Zwei benachbarte europäische Länder, Deutschland und Frankreich, weisen uns gegenwärtig den Weg – oder genauer gesagt, alternative Wege – in eine kohlenstoffarme Zukunft. Sie tun dies auf eine Weise, die ihre unterschiedliche Ressourcenlage, Industriegeschichte und politischen Faktoren widerspiegelt.
Deutschland unternimmt seine Energiewende – eine bemerkenswerte Anstrengung (wie sie tatsächlich noch keine hoch entwickelte Volkswirtschaft in Angriff genommen hat), den gesamten Energiebedarf des Landes durch erneuerbare Energien, insbesondere Sonnen- und Windenergie, zu decken. Frankreich seinerseits verlässt sich in hohem Maße auf die kohlenstoffarme Kernkraft und stellt in raschem Tempo auf Elektrofahrzeuge wie etwa den neuartigen Renault-Nissan Leaf um.

### Ihre Aufgabe
Führen Sie den Textauszug über die kohlenstoffarmen Wege Deutschlands und Frankreichs im Anschluss an seinen letzten Satz fort. Das Material spielt dafür keine Rolle.

### Bereitgestelltes Material

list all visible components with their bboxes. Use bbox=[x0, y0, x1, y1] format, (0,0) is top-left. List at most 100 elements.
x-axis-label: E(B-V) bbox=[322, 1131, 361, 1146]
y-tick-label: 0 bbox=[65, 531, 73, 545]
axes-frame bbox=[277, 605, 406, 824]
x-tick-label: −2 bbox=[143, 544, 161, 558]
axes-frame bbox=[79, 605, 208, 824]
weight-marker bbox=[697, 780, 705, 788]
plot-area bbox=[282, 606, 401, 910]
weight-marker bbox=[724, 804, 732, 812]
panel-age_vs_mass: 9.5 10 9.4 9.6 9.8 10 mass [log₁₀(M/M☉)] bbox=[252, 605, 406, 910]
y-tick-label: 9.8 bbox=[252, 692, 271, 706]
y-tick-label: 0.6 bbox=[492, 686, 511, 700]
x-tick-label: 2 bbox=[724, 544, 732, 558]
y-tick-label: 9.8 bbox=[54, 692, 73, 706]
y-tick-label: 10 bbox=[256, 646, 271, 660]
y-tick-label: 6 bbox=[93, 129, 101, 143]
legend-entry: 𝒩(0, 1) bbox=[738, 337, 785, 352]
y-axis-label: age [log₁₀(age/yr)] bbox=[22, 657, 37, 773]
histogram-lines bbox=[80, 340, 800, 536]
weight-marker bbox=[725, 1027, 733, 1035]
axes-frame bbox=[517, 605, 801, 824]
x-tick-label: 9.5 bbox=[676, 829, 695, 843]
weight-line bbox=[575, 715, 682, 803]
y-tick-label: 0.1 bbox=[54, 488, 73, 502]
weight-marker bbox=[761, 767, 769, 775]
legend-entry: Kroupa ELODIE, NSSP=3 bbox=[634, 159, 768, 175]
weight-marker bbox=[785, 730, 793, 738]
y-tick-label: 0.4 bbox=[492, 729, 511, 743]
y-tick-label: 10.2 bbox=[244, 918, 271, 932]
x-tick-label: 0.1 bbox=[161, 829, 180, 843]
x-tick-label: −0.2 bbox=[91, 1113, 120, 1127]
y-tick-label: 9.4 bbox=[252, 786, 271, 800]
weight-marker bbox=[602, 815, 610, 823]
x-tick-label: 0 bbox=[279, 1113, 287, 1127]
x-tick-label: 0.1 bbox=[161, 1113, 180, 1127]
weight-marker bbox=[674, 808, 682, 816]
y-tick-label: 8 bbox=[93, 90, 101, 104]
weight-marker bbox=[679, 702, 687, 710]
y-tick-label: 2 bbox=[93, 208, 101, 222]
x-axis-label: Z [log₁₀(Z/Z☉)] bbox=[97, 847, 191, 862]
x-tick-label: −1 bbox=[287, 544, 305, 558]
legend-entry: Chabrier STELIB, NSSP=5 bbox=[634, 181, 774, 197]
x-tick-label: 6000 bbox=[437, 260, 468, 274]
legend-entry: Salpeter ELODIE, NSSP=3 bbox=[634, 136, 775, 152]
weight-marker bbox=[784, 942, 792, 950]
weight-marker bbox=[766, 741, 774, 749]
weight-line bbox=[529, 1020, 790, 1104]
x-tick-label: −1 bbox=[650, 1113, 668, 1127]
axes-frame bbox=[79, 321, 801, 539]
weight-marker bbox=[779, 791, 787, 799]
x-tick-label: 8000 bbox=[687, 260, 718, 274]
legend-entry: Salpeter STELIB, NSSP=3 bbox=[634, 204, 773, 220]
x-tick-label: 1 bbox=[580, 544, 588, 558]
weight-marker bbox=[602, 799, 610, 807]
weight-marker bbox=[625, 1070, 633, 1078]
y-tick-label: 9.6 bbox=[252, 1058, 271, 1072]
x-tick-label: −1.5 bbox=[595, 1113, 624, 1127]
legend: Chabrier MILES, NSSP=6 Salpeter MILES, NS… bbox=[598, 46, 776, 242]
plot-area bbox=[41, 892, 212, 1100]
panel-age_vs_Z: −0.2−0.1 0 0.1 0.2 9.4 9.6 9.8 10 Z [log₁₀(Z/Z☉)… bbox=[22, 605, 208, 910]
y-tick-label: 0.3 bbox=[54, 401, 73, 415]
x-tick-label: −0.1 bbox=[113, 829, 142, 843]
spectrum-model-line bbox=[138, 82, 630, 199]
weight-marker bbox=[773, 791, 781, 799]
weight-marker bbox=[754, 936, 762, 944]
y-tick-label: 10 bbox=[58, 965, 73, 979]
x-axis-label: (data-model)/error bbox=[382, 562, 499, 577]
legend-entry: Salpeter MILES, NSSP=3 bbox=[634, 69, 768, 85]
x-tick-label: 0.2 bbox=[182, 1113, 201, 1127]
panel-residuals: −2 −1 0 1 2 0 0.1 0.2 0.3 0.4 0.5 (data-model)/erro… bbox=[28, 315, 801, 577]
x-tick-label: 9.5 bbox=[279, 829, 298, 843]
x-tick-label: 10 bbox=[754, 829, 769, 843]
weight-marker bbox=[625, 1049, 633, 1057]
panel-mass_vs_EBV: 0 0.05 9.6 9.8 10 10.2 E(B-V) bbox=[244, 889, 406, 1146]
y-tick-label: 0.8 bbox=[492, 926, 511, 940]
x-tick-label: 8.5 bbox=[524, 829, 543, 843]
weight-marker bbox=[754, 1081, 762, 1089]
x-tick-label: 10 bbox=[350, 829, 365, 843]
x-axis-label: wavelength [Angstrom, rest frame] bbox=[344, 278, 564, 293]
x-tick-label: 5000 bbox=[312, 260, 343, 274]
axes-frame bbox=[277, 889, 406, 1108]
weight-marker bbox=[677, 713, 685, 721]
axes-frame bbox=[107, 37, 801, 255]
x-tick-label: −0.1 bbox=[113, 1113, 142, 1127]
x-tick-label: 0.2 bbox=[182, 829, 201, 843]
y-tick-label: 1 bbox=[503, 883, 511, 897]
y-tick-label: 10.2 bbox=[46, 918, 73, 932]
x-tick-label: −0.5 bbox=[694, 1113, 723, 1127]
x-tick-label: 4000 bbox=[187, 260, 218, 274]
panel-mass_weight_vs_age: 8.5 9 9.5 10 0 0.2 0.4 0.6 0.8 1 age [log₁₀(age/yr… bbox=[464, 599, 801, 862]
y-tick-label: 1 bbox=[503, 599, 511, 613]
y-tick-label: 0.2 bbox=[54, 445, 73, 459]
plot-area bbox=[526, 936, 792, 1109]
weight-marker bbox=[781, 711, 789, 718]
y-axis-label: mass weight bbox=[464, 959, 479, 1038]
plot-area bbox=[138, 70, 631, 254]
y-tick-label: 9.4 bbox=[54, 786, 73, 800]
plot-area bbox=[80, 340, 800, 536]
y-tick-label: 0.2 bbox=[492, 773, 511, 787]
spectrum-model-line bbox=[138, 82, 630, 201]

### Antwort
Von diesen beiden Ansätzen ist der deutsche der ungewöhnlichere. Nach der Nuklearkatastrophe im japanischen Fukushima entschied sich Deutschland, seine gesamte Nuklearindustrie stillzulegen und vollständig auf eine Strategie umzustellen, die auf größere Energieeffizienz (einen geringeren Energieeinsatz pro Einheit des Volkseinkommens) und erneuerbare Energien setzt. Es gibt keine eindeutigen Richtungsvorgaben für eine derart enorme Umstellung im Energiebereich, und Deutschland wird fast mit Sicherheit auf ein europaweites Stromnetz angewiesen sein, um saubere Energie zu teilen, und letztlich auf importierte Sonnenenergie aus Nordafrika und dem Nahen Osten.
Der französische Ansatz der Kernenergie ist eine bewährtere Option. Schließlich wird der größte Teil des französischen Strombedarfs schon seit vielen Jahren durch Atomkraftwerke gedeckt. Und obwohl die kernkraftfeindliche Stimmung in Europa sehr ausgeprägt ist – und dies zunehmend selbst in Frankreich – wird die Kernenergie für die kommenden Jahrzehnte Teil des globalen Energiemix bleiben, schon weil ein großer Teil Asiens (darunter China, Indien, Südkorea und Japan) sie weiter im starken Maße nutzen wird.
Der zentrale Punkt ist, dass Frankreich, Deutschland und viele weitere europäische Länder – darunter die skandinavischen Länder mit ihrem erheblichen Wind- und Wasserkraftpotenzial – alle erkannt haben, dass sich die Welt insgesamt von einem auf fossilen Brennstoffen beruhenden Energiesystem abwenden muss. Das ist die richtige Kalkulation.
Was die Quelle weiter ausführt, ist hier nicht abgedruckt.